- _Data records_
-.-.-

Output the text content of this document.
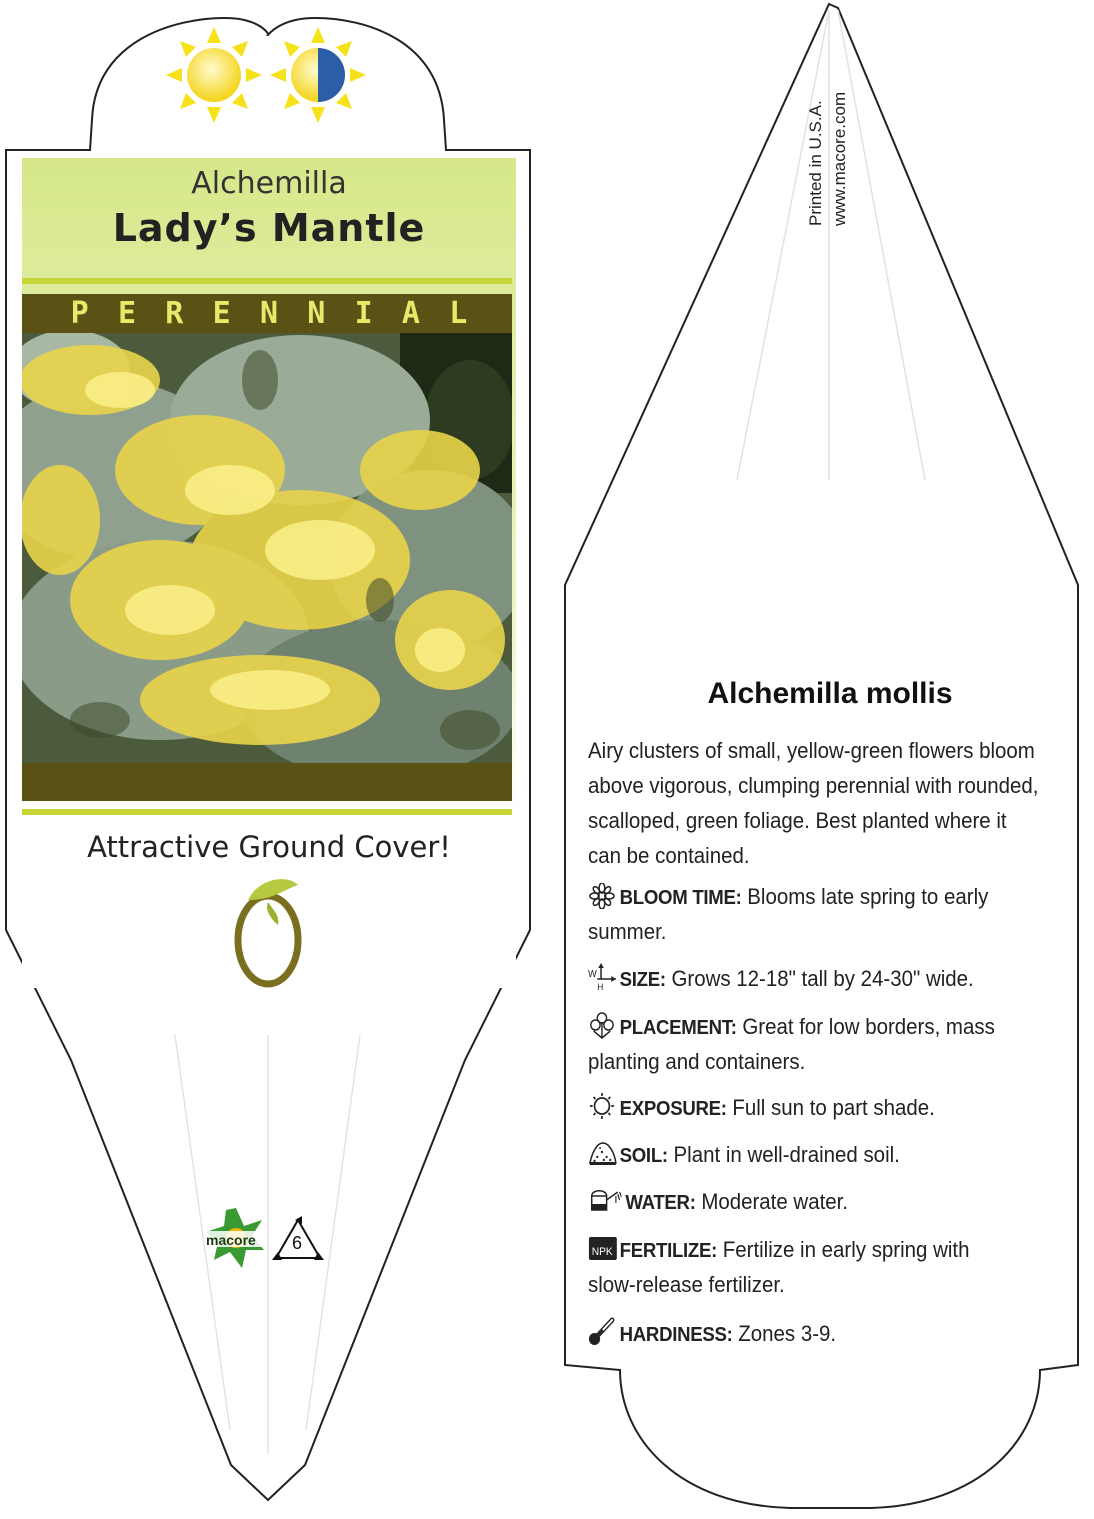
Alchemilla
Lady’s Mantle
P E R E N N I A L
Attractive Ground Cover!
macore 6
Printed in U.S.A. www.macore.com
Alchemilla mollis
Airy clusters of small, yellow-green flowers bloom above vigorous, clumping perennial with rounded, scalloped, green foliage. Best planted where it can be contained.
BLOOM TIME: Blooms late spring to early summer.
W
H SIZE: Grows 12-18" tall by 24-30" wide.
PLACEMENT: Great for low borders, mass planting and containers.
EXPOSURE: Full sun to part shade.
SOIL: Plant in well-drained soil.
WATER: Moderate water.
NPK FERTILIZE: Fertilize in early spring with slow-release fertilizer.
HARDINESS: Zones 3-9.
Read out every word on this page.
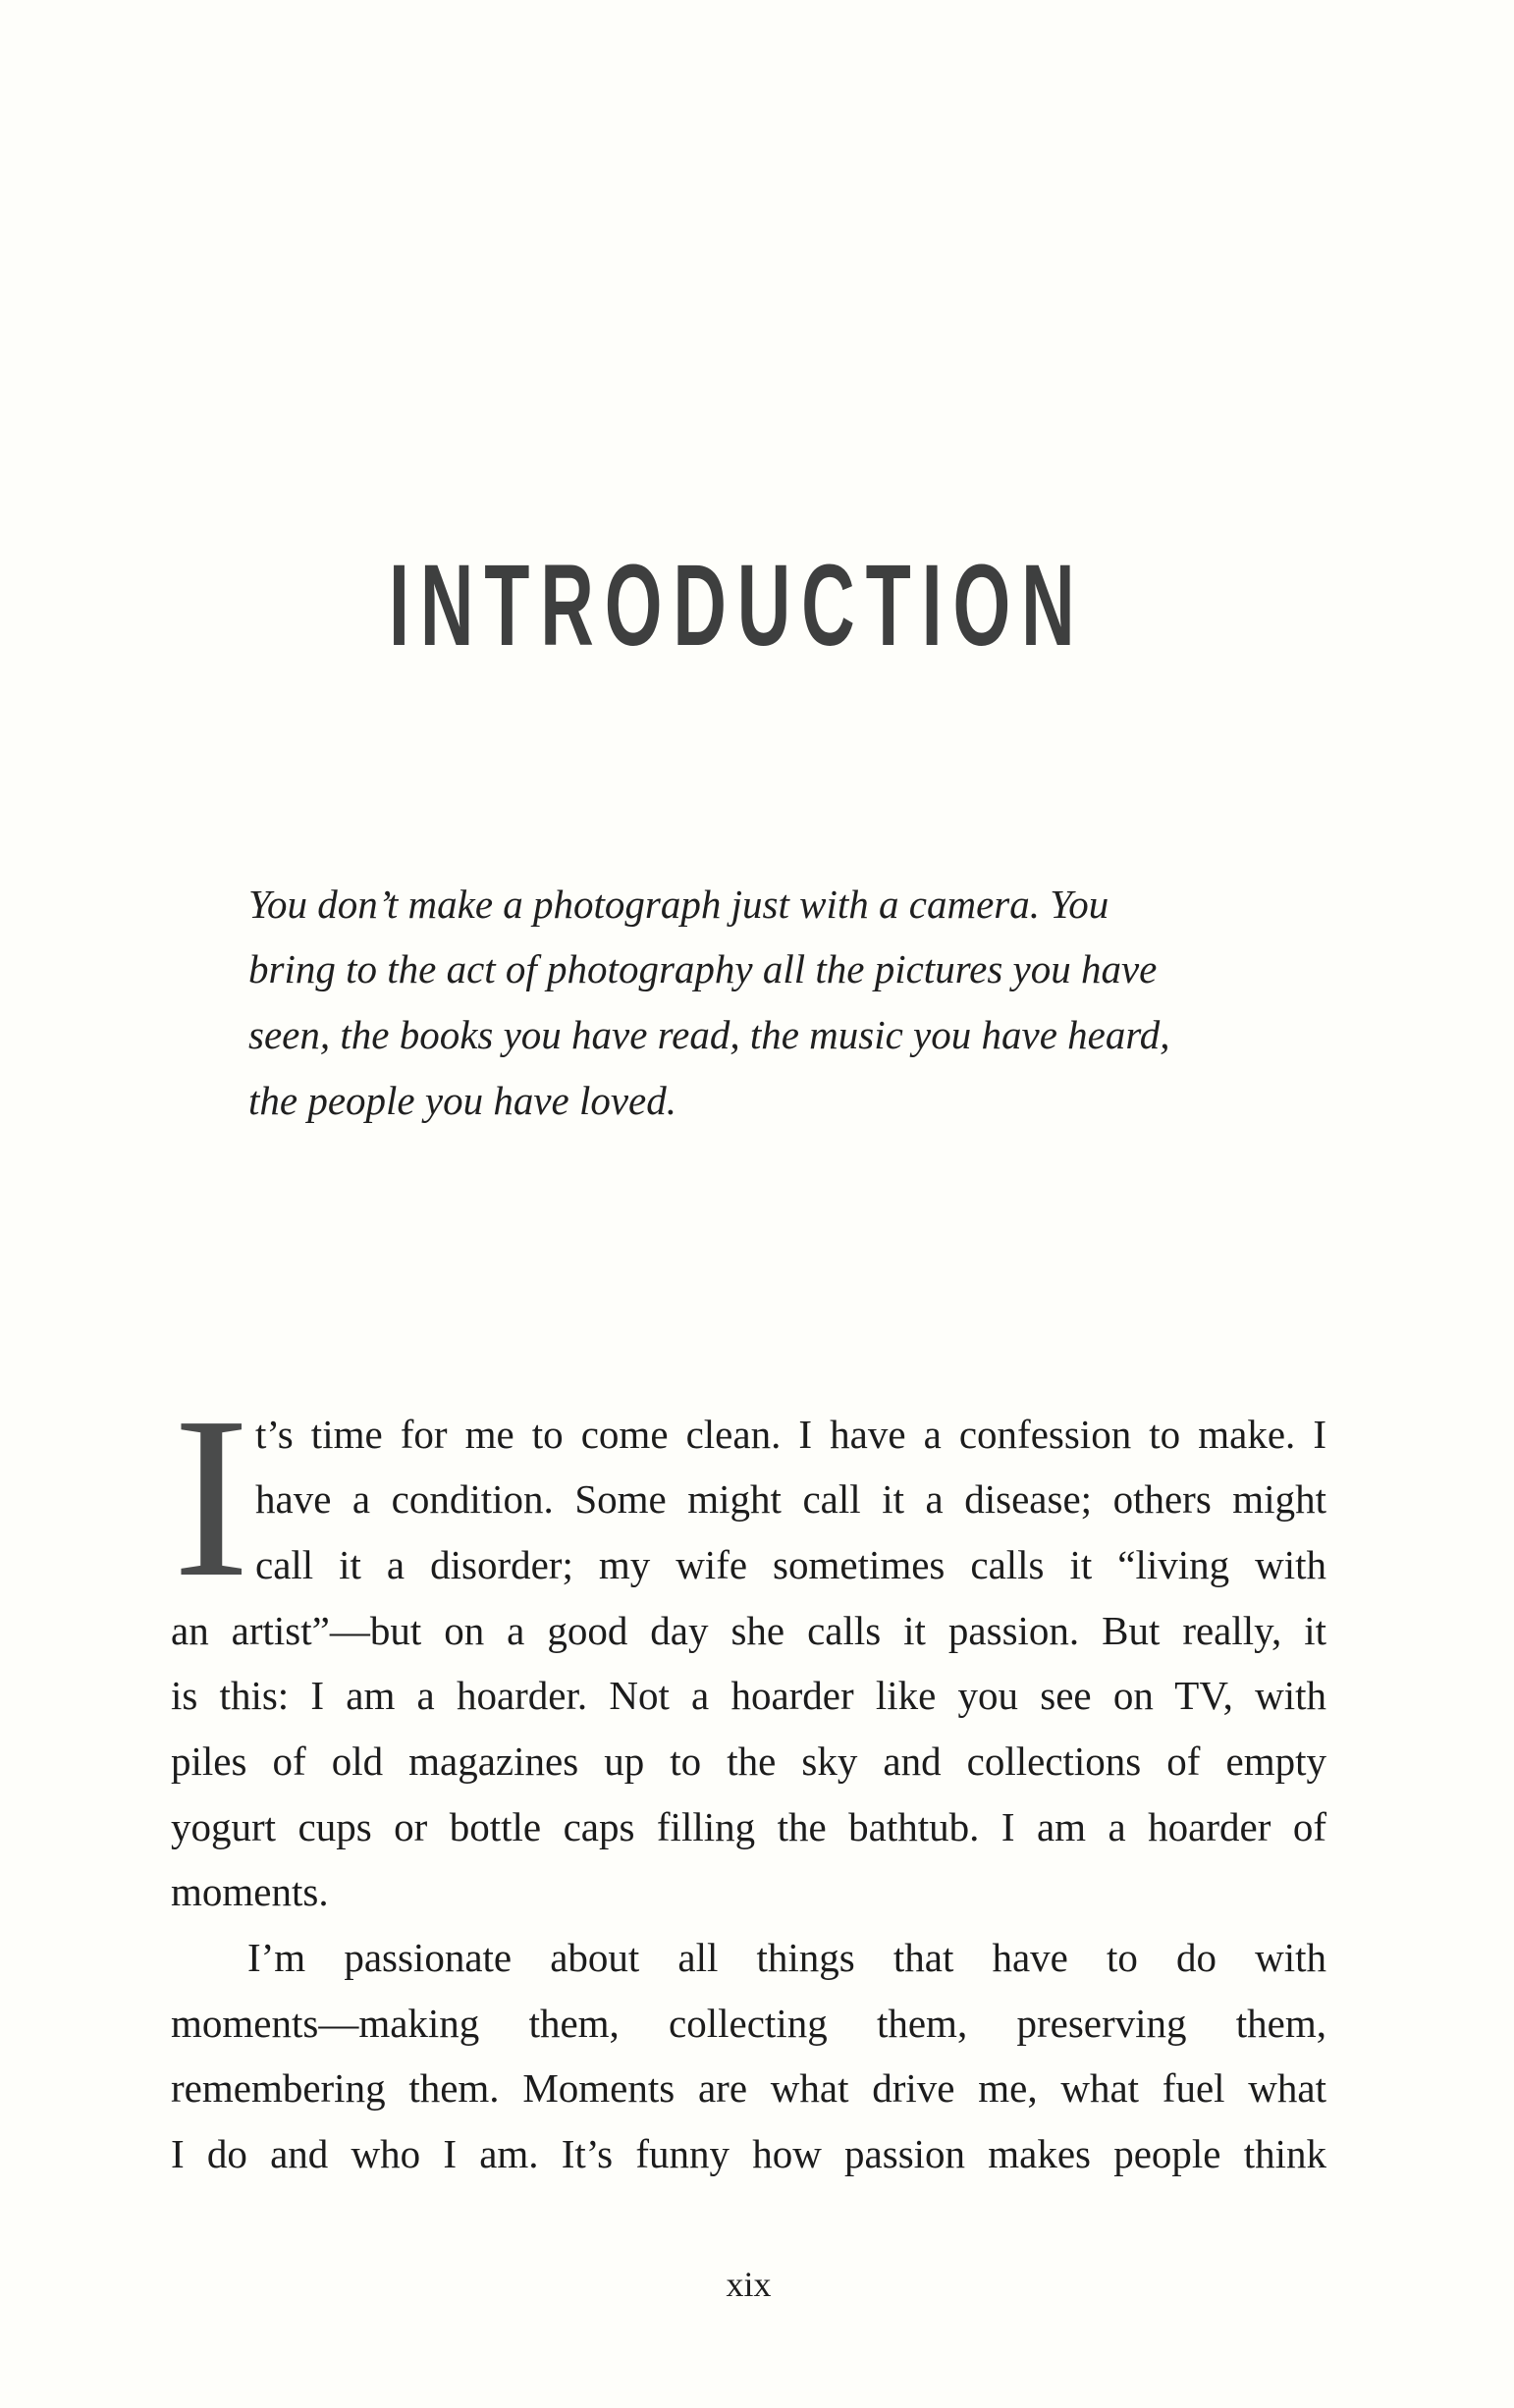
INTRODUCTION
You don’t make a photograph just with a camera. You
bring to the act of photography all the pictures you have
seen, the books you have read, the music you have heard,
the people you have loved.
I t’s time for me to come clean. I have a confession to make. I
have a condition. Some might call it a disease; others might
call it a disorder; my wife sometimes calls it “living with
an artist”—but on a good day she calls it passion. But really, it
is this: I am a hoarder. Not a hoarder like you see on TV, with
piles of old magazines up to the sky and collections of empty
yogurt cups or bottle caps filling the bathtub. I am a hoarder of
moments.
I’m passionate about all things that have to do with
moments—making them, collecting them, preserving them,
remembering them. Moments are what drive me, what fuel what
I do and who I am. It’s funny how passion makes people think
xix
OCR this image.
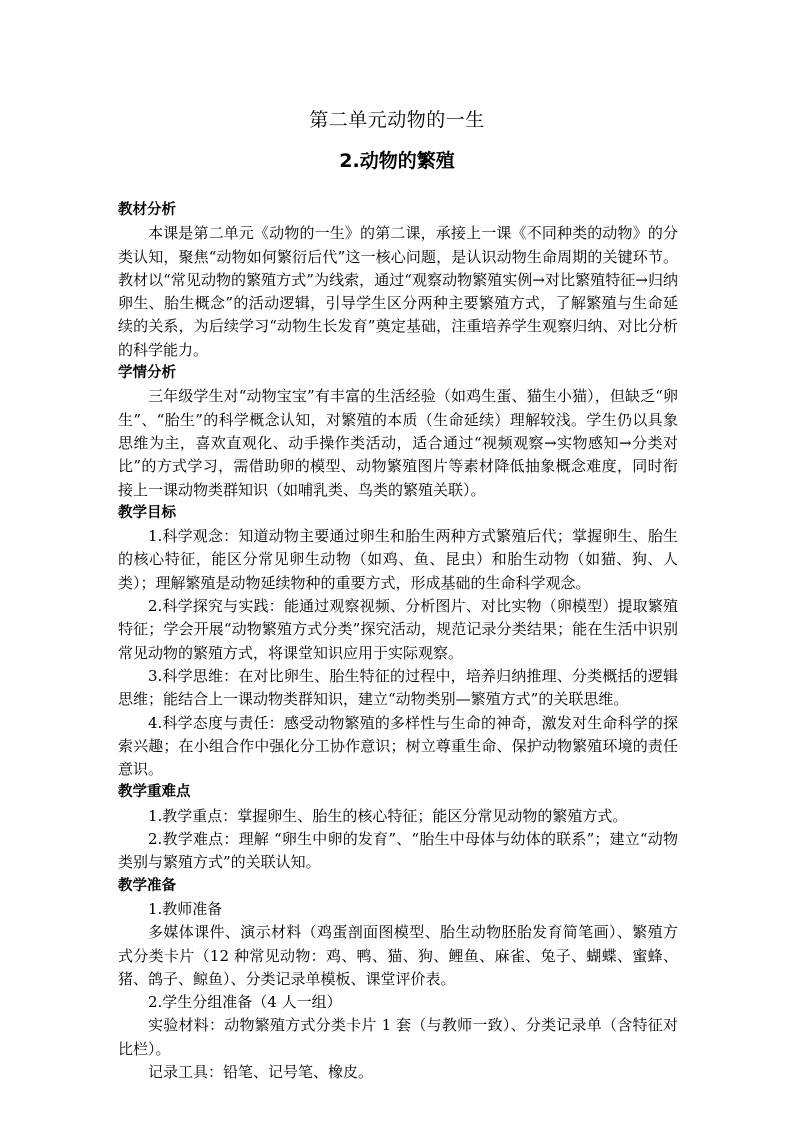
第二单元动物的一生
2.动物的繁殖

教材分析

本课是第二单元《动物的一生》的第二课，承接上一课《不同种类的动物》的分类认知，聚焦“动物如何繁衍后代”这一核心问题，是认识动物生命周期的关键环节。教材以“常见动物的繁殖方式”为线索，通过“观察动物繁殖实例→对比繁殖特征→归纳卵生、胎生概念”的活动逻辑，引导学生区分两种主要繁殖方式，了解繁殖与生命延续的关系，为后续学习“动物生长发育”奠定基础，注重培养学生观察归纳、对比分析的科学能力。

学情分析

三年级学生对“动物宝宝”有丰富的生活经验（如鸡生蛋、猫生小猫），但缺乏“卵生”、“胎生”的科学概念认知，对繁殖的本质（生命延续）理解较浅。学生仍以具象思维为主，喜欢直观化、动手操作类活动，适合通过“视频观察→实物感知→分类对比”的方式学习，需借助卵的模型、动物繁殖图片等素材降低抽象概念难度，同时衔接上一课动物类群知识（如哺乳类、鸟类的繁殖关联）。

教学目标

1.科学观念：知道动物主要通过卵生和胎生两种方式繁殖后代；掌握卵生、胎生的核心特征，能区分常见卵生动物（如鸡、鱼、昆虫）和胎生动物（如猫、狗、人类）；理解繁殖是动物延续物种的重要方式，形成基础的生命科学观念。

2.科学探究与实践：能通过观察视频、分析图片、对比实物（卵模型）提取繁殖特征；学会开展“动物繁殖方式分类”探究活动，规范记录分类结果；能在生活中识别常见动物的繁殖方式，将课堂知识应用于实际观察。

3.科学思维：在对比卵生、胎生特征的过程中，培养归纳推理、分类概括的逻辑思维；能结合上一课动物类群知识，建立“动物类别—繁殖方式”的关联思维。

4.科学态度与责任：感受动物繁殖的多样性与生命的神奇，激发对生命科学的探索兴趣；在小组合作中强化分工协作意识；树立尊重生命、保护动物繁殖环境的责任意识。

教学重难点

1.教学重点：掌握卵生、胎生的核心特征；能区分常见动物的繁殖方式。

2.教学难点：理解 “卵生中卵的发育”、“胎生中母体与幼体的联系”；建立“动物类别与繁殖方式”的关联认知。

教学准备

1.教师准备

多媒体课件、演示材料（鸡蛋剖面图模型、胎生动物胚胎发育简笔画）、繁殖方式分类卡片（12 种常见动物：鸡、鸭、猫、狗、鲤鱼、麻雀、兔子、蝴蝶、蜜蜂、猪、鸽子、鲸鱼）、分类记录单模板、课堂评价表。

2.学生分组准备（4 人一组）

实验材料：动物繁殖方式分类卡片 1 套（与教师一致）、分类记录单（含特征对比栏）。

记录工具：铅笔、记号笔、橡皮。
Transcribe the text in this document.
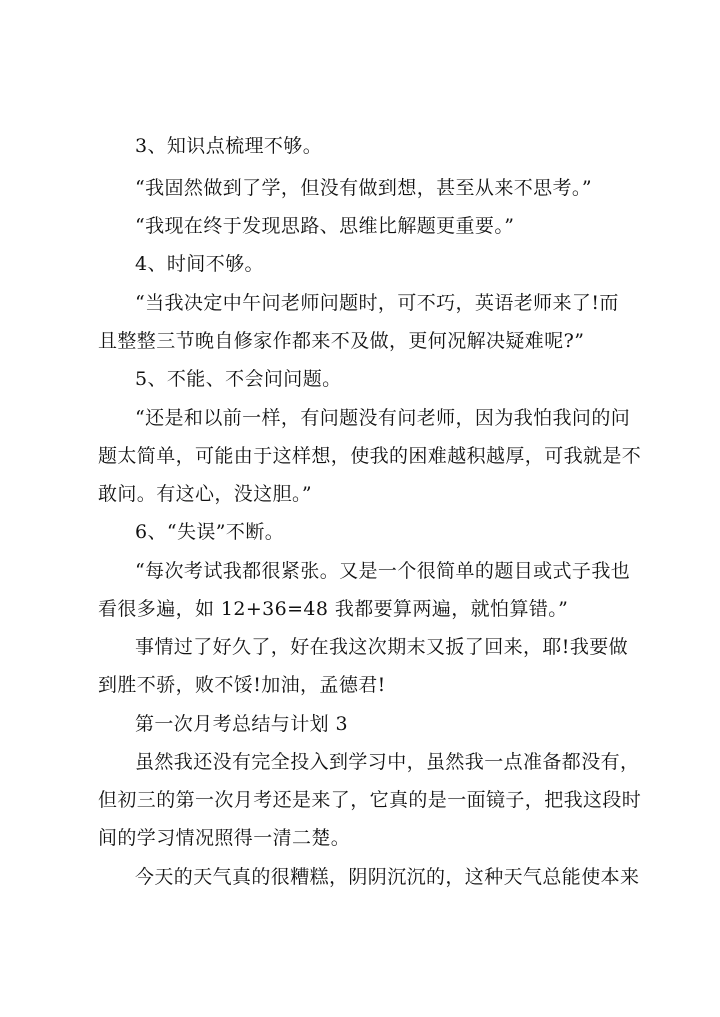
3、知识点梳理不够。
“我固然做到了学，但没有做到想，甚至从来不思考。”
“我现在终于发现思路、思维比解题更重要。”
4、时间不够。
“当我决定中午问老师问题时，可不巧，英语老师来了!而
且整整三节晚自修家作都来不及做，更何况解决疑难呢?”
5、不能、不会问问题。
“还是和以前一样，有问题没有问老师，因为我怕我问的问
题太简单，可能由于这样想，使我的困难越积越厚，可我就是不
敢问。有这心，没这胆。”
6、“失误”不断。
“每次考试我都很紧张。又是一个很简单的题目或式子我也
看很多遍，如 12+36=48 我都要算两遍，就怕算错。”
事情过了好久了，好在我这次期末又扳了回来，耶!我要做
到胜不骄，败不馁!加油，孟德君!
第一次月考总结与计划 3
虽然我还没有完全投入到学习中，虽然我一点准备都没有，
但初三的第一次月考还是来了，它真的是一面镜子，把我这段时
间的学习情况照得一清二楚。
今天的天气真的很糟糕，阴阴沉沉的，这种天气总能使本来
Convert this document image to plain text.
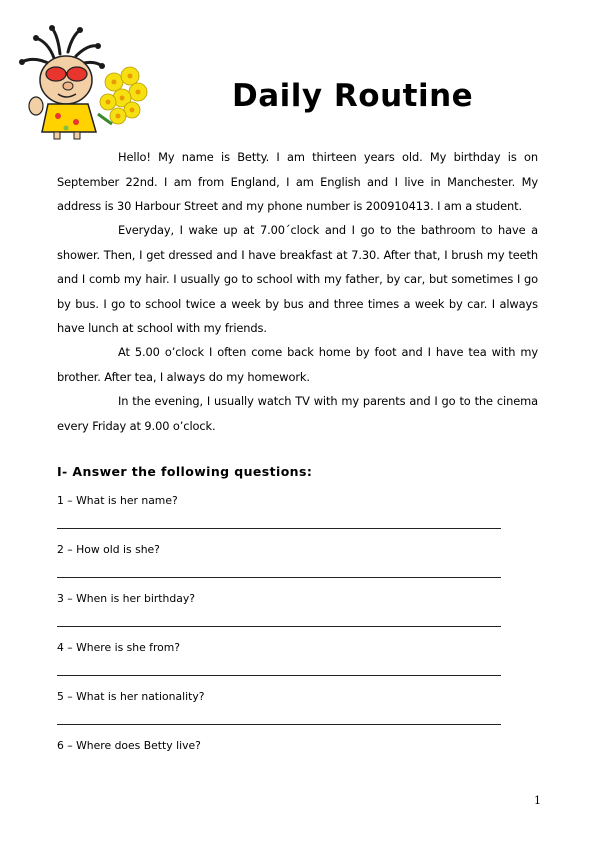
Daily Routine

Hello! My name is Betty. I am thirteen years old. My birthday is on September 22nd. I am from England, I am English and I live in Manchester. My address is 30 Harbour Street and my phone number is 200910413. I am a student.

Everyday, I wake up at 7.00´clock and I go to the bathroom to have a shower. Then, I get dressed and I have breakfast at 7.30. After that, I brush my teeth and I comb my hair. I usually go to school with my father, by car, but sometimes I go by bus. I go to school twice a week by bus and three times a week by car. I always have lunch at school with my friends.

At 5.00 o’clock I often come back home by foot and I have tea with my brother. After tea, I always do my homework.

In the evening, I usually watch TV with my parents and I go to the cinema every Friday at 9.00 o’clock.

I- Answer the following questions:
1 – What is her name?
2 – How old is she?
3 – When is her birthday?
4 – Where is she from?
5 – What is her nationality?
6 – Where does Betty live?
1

-.-.-

- _Job_
Find the lines with the string "people" and reproduce them.

- _Expected answer_
the people you have loved.
I do and who I am. It’s funny how passion makes people think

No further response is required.